Count how many lines contain "triangle" and reply with that number only.

/---

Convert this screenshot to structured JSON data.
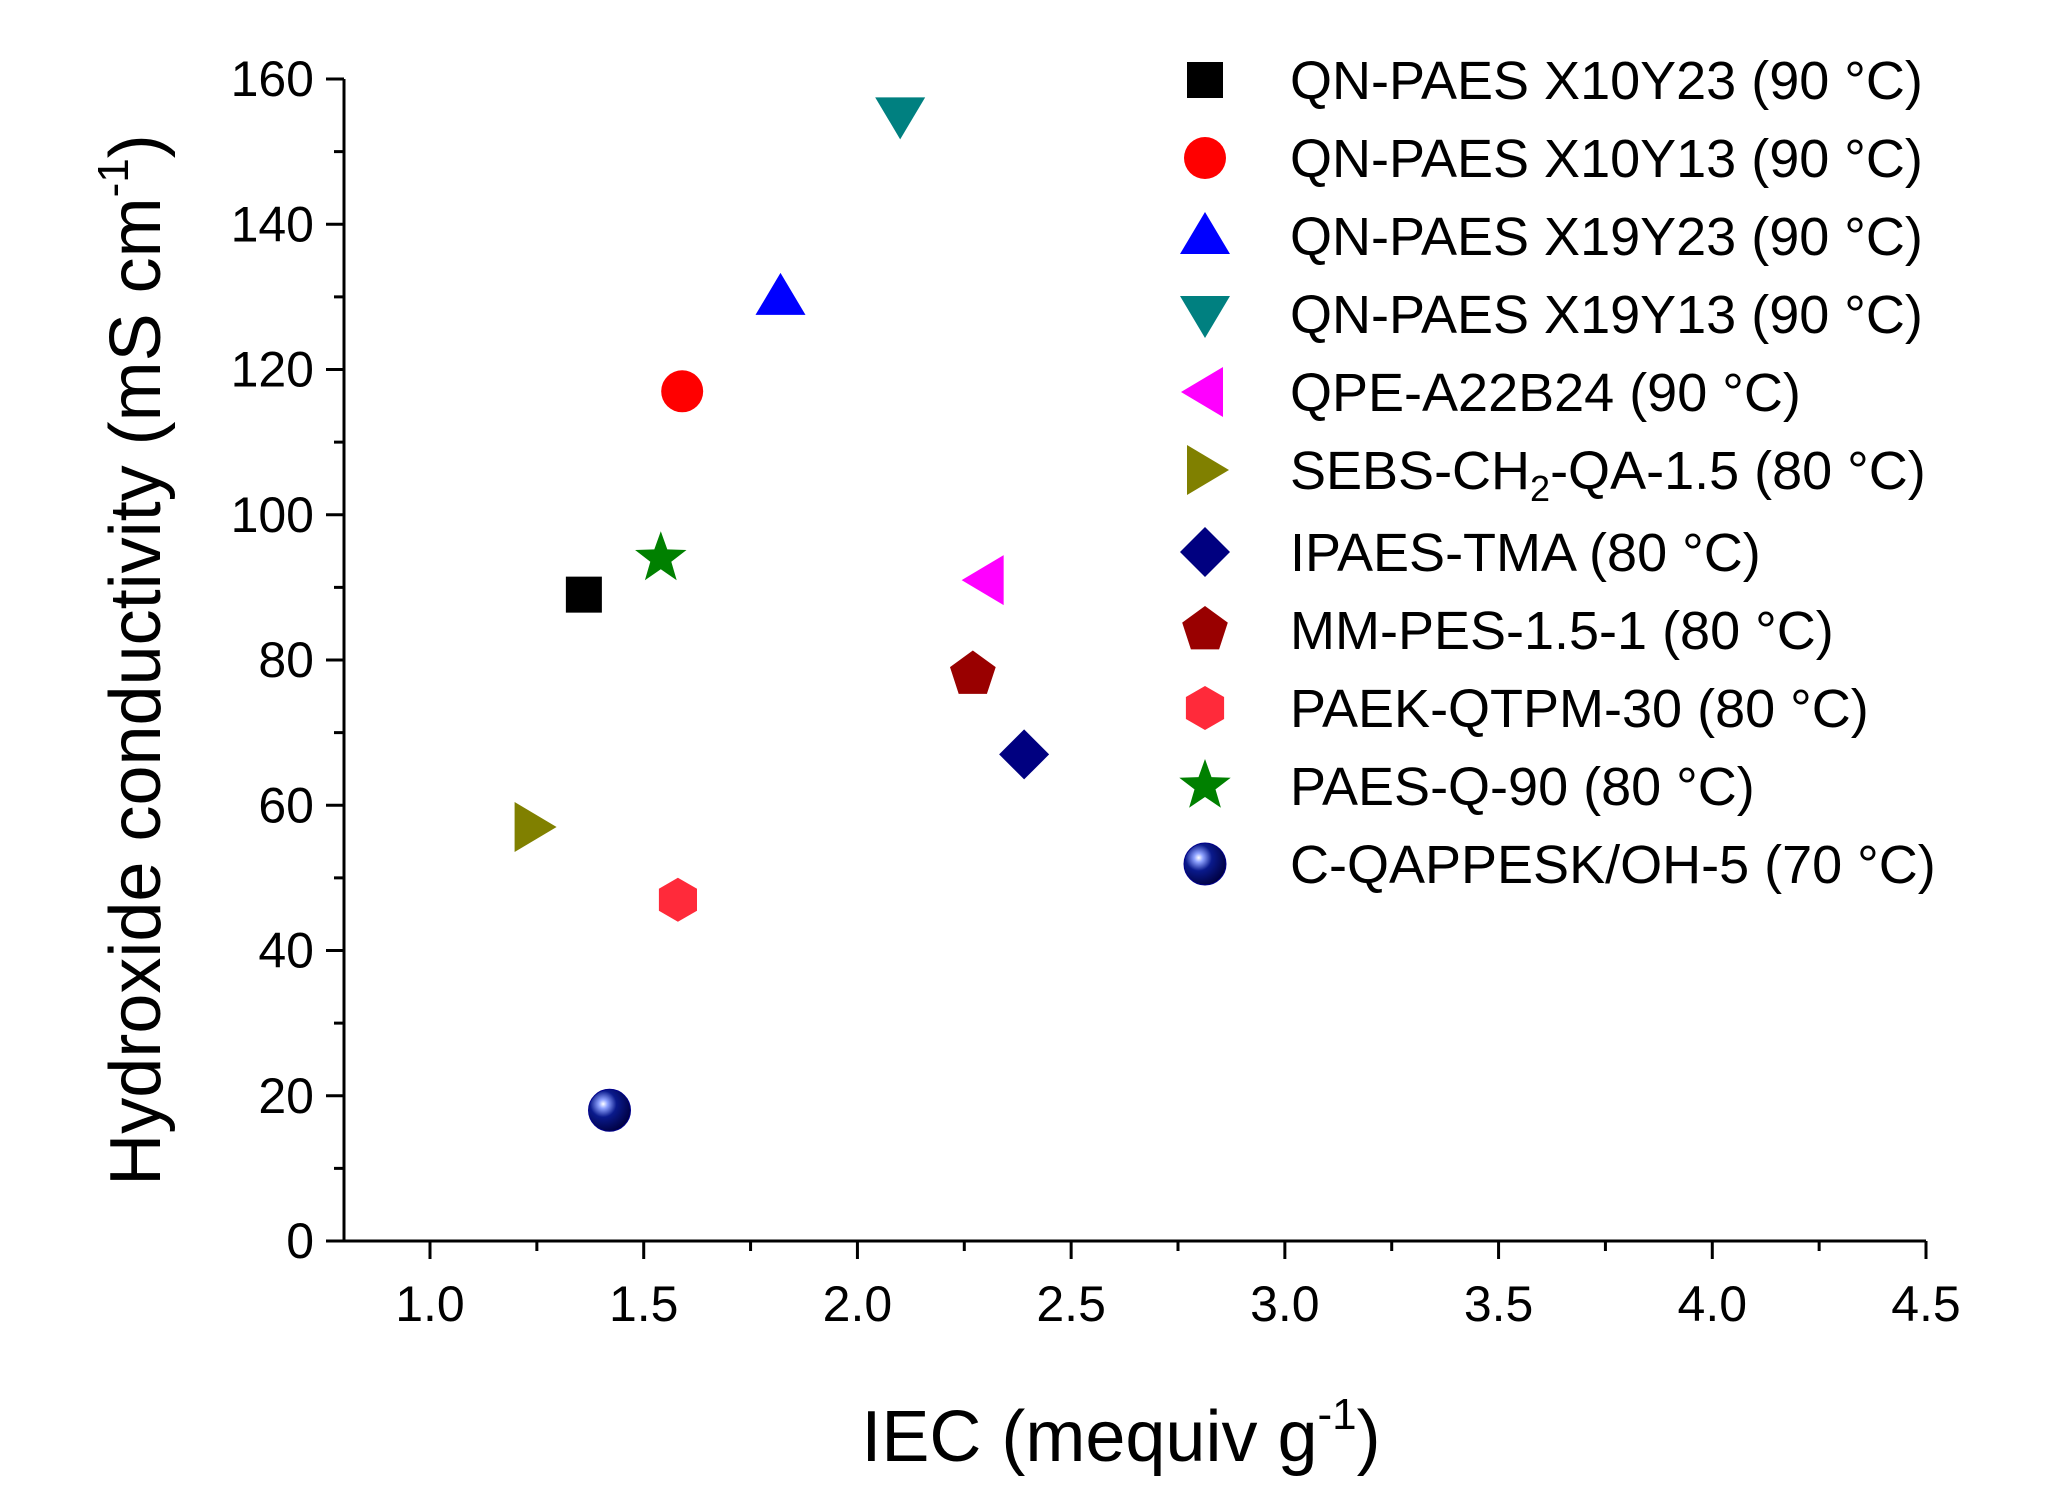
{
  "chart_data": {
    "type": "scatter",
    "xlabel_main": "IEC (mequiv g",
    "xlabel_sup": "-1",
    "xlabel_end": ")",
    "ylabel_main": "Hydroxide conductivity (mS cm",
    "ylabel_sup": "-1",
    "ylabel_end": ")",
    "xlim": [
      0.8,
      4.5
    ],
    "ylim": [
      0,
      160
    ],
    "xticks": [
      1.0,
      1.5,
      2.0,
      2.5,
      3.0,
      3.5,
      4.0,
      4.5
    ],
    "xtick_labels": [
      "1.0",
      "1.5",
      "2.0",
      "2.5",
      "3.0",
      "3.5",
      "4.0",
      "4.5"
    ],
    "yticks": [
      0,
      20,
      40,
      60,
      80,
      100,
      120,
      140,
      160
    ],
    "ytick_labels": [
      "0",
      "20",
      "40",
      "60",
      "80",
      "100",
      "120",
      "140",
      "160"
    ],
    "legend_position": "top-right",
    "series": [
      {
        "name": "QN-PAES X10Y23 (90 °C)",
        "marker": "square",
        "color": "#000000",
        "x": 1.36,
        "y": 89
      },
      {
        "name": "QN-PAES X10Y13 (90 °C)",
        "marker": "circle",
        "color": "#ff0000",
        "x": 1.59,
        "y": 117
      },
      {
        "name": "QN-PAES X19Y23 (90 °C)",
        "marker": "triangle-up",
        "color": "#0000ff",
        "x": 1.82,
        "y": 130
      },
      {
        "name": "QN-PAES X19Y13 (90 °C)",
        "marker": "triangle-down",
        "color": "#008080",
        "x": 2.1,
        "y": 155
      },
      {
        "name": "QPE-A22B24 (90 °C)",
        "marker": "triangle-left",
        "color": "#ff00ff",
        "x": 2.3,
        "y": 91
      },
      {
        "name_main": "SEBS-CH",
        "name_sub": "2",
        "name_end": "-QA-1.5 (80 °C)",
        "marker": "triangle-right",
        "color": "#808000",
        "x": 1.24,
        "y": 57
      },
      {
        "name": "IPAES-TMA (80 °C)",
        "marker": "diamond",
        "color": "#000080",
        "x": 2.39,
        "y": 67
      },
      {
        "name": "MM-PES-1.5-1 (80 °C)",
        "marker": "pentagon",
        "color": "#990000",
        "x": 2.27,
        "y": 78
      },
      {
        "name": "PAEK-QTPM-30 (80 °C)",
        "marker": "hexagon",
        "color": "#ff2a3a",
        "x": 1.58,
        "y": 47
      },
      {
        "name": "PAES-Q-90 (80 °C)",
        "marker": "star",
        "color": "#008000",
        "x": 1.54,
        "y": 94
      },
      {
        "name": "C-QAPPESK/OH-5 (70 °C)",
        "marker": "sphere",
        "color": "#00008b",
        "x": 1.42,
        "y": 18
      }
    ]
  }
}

\---

#### [CORRECT ANSWER]
4